Data records:
☆ ☆ ☆ ☆ ☆ ☆ ☆

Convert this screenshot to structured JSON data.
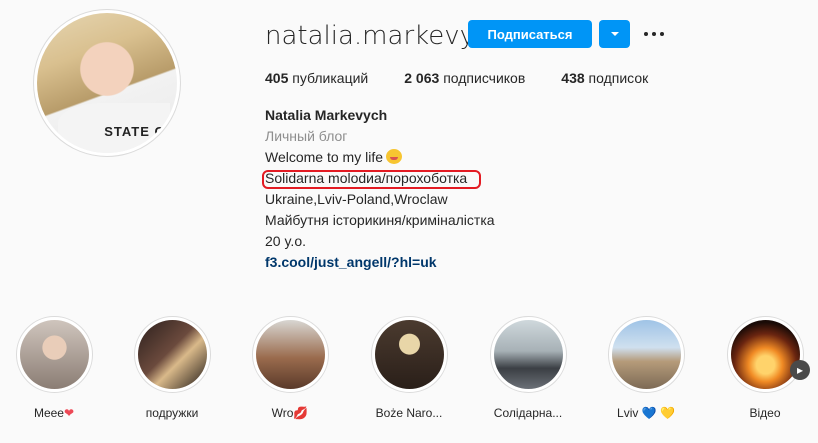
{
  "profile": {
    "username": "natalia.markevych",
    "follow_label": "Подписаться",
    "stats": {
      "posts_count": "405",
      "posts_label": "публикаций",
      "followers_count": "2 063",
      "followers_label": "подписчиков",
      "following_count": "438",
      "following_label": "подписок"
    },
    "avatar_shirt_text": "STATE OF",
    "bio": {
      "name": "Natalia Markevych",
      "category": "Личный блог",
      "line1": "Welcome to my life",
      "line2": "Solidarna molodиа/порохоботка",
      "line3": "Ukraine,Lviv-Poland,Wroclaw",
      "line4": "Майбутня історикиня/криміналістка",
      "line5": "20 y.o.",
      "link": "f3.cool/just_angell/?hl=uk"
    }
  },
  "highlights": [
    {
      "label": "Meee",
      "suffix": "❤",
      "suffix_color": "#ed4956"
    },
    {
      "label": "подружки",
      "suffix": ""
    },
    {
      "label": "Wro",
      "suffix": "💋",
      "suffix_color": "#ed4956"
    },
    {
      "label": "Boże Naro...",
      "suffix": ""
    },
    {
      "label": "Солідарна...",
      "suffix": ""
    },
    {
      "label": "Lviv",
      "suffix": "💙 💛"
    },
    {
      "label": "Відео",
      "suffix": ""
    }
  ],
  "icons": {
    "more_options": "more-horizontal-icon",
    "dropdown": "chevron-down-icon",
    "next": "chevron-right-icon"
  }
}
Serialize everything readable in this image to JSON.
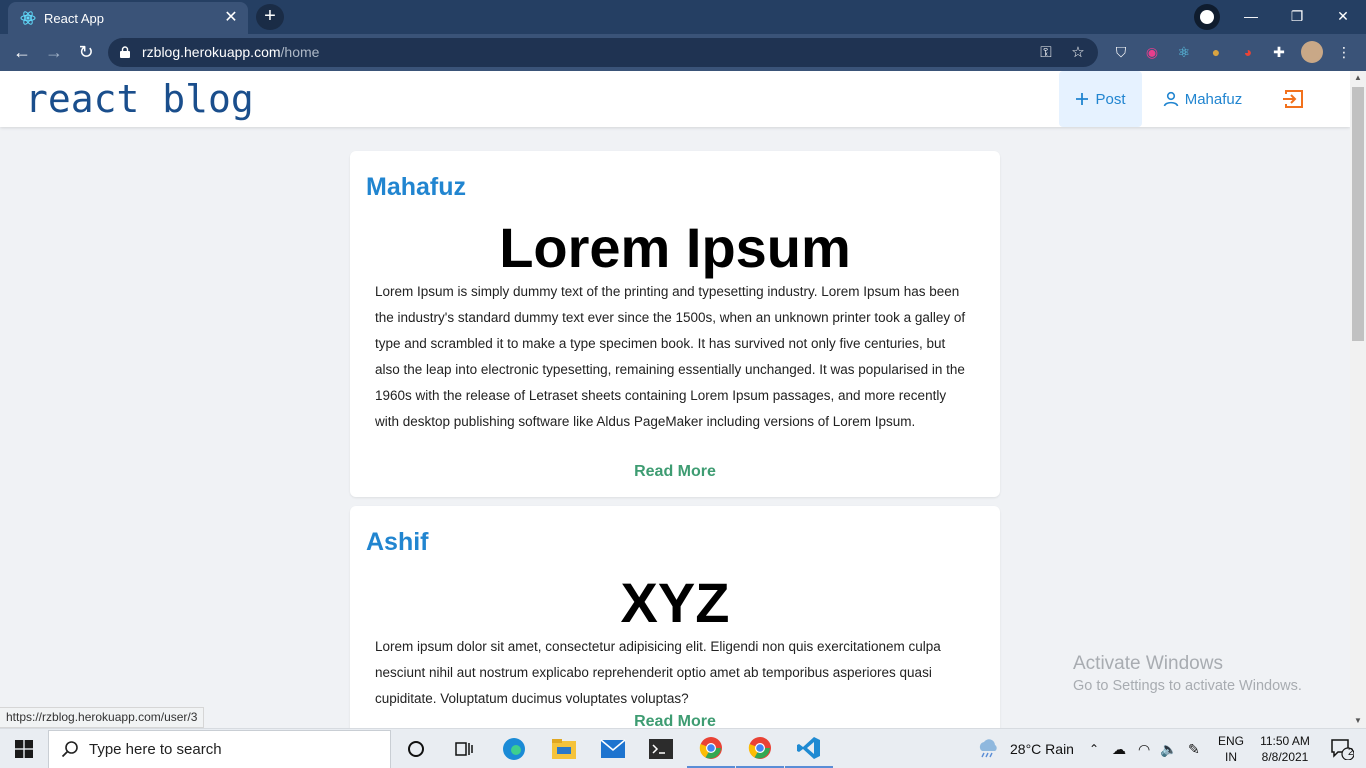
{
  "browser": {
    "tab_title": "React App",
    "url_host": "rzblog.herokuapp.com",
    "url_path": "/home",
    "status_url": "https://rzblog.herokuapp.com/user/3"
  },
  "header": {
    "brand": "react blog",
    "post_label": "Post",
    "user_label": "Mahafuz"
  },
  "posts": [
    {
      "author": "Mahafuz",
      "title": "Lorem Ipsum",
      "body": "Lorem Ipsum is simply dummy text of the printing and typesetting industry. Lorem Ipsum has been the industry's standard dummy text ever since the 1500s, when an unknown printer took a galley of type and scrambled it to make a type specimen book. It has survived not only five centuries, but also the leap into electronic typesetting, remaining essentially unchanged. It was popularised in the 1960s with the release of Letraset sheets containing Lorem Ipsum passages, and more recently with desktop publishing software like Aldus PageMaker including versions of Lorem Ipsum.",
      "read_more": "Read More"
    },
    {
      "author": "Ashif",
      "title": "XYZ",
      "body": "Lorem ipsum dolor sit amet, consectetur adipisicing elit. Eligendi non quis exercitationem culpa nesciunt nihil aut nostrum explicabo reprehenderit optio amet ab temporibus asperiores quasi cupiditate. Voluptatum ducimus voluptates voluptas?",
      "read_more": "Read More"
    }
  ],
  "watermark": {
    "line1": "Activate Windows",
    "line2": "Go to Settings to activate Windows."
  },
  "taskbar": {
    "search_placeholder": "Type here to search",
    "weather": "28°C  Rain",
    "lang_top": "ENG",
    "lang_bottom": "IN",
    "time": "11:50 AM",
    "date": "8/8/2021",
    "notification_count": "2"
  },
  "colors": {
    "accent": "#2185d0",
    "read_more": "#3e9c72",
    "brand": "#1a4e8c",
    "logout": "#f2711c"
  }
}
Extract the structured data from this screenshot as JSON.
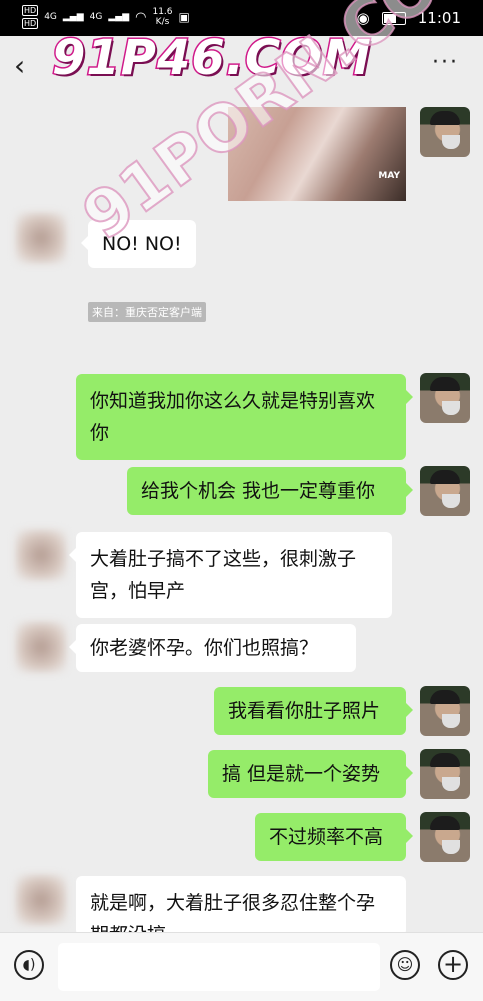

☆ ☆ ☆ ☆ ☆ ☆ ☆

▶ DESCRIPTION OF THE TASK
Leave out the pictures and output the rest of the material exactly as written.

▶ ANSWER FOR THE TASK
Convert this screenshot to structured JSON data.
{
  "profile": {
    "username": "natalia.markevych",
    "follow_label": "Подписаться",
    "stats": {
      "posts_count": "405",
      "posts_label": "публикаций",
      "followers_count": "2 063",
      "followers_label": "подписчиков",
      "following_count": "438",
      "following_label": "подписок"
    },
    "avatar_shirt_text": "STATE OF",
    "bio": {
      "name": "Natalia Markevych",
      "category": "Личный блог",
      "line1": "Welcome to my life",
      "line2": "Solidarna molodиа/порохоботка",
      "line3": "Ukraine,Lviv-Poland,Wroclaw",
      "line4": "Майбутня історикиня/криміналістка",
      "line5": "20 y.o.",
      "link": "f3.cool/just_angell/?hl=uk"
    }
  },
  "highlights": [
    {
      "label": "Meee",
      "suffix": "❤",
      "suffix_color": "#ed4956"
    },
    {
      "label": "подружки",
      "suffix": ""
    },
    {
      "label": "Wro",
      "suffix": "💋",
      "suffix_color": "#ed4956"
    },
    {
      "label": "Boże Naro...",
      "suffix": ""
    },
    {
      "label": "Солідарна...",
      "suffix": ""
    },
    {
      "label": "Lviv",
      "suffix": "💙 💛"
    },
    {
      "label": "Відео",
      "suffix": ""
    }
  ],
  "icons": {
    "more_options": "more-horizontal-icon",
    "dropdown": "chevron-down-icon",
    "next": "chevron-right-icon"
  }
}
Serialize everything readable in this image to JSON.
{
  "browser": {
    "tab_title": "React App",
    "url_host": "rzblog.herokuapp.com",
    "url_path": "/home",
    "status_url": "https://rzblog.herokuapp.com/user/3"
  },
  "header": {
    "brand": "react blog",
    "post_label": "Post",
    "user_label": "Mahafuz"
  },
  "posts": [
    {
      "author": "Mahafuz",
      "title": "Lorem Ipsum",
      "body": "Lorem Ipsum is simply dummy text of the printing and typesetting industry. Lorem Ipsum has been the industry's standard dummy text ever since the 1500s, when an unknown printer took a galley of type and scrambled it to make a type specimen book. It has survived not only five centuries, but also the leap into electronic typesetting, remaining essentially unchanged. It was popularised in the 1960s with the release of Letraset sheets containing Lorem Ipsum passages, and more recently with desktop publishing software like Aldus PageMaker including versions of Lorem Ipsum.",
      "read_more": "Read More"
    },
    {
      "author": "Ashif",
      "title": "XYZ",
      "body": "Lorem ipsum dolor sit amet, consectetur adipisicing elit. Eligendi non quis exercitationem culpa nesciunt nihil aut nostrum explicabo reprehenderit optio amet ab temporibus asperiores quasi cupiditate. Voluptatum ducimus voluptates voluptas?",
      "read_more": "Read More"
    }
  ],
  "watermark": {
    "line1": "Activate Windows",
    "line2": "Go to Settings to activate Windows."
  },
  "taskbar": {
    "search_placeholder": "Type here to search",
    "weather": "28°C  Rain",
    "lang_top": "ENG",
    "lang_bottom": "IN",
    "time": "11:50 AM",
    "date": "8/8/2021",
    "notification_count": "2"
  },
  "colors": {
    "accent": "#2185d0",
    "read_more": "#3e9c72",
    "brand": "#1a4e8c",
    "logout": "#f2711c"
  }
}
Extract the structured data from this screenshot as JSON.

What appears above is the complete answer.